* **TO DO**: Return, word for word, only the lines from the one containing "What data populates" through the last line of the entries.

[Recorded data]

↓

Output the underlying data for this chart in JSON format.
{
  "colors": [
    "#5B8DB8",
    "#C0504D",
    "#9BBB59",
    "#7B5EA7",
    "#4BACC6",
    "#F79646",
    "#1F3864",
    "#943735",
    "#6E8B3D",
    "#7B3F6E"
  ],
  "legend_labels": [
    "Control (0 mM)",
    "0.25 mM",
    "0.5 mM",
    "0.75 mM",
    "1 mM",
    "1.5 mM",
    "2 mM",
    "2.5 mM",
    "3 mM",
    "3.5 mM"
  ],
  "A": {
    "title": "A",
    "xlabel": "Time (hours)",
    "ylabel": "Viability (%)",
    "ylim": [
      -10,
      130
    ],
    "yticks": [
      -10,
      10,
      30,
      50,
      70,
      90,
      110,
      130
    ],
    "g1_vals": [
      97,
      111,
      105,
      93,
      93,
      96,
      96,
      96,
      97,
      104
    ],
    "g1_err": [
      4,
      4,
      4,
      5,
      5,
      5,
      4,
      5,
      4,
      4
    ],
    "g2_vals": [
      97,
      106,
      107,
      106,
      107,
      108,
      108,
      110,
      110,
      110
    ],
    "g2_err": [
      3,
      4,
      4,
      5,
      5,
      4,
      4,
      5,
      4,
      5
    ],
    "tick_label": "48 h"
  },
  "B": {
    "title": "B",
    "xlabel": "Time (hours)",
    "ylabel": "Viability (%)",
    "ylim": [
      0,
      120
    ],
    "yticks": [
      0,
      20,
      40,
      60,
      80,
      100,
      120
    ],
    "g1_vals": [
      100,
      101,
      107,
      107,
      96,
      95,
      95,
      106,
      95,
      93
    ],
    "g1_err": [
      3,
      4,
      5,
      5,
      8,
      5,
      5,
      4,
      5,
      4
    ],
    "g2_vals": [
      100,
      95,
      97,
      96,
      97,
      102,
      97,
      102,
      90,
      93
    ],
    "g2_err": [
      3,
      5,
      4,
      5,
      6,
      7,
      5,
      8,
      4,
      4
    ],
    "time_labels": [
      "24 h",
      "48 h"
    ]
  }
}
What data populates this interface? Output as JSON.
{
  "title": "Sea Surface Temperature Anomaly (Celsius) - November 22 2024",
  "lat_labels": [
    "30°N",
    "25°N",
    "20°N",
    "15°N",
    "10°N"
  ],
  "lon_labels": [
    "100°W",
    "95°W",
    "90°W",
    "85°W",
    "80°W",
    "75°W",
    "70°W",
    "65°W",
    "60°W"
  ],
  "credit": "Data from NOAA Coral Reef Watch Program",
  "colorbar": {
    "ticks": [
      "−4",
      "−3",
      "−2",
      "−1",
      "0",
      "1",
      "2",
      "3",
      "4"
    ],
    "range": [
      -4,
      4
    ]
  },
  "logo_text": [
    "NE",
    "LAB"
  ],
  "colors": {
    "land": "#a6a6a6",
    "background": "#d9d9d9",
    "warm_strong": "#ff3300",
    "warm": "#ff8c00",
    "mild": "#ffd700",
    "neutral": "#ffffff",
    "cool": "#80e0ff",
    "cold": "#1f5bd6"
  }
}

↑

* **SOLUTION**:
What data populates this interface? Output as JSON.
{
  "title": "Sea Surface Temperature Anomaly (Celsius) - November 22 2024",
  "lat_labels": [
    "30°N",
    "25°N",
    "20°N",
    "15°N",
    "10°N"
  ],
  "lon_labels": [
    "100°W",
    "95°W",
    "90°W",
    "85°W",
    "80°W",
    "75°W",
    "70°W",
    "65°W",
    "60°W"
  ],
  "credit": "Data from NOAA Coral Reef Watch Program",
  "colorbar": {
    "ticks": [
      "−4",
      "−3",
      "−2",
      "−1",
      "0",
      "1",
      "2",
      "3",
      "4"
    ],
    "range": [
      -4,
      4
    ]
  },
  "logo_text": [
    "NE",
    "LAB"
  ],
  "colors": {
    "land": "#a6a6a6",
    "background": "#d9d9d9",
    "warm_strong": "#ff3300",
    "warm": "#ff8c00",
    "mild": "#ffd700",
    "neutral": "#ffffff",
    "cool": "#80e0ff",
    "cold": "#1f5bd6"
  }
}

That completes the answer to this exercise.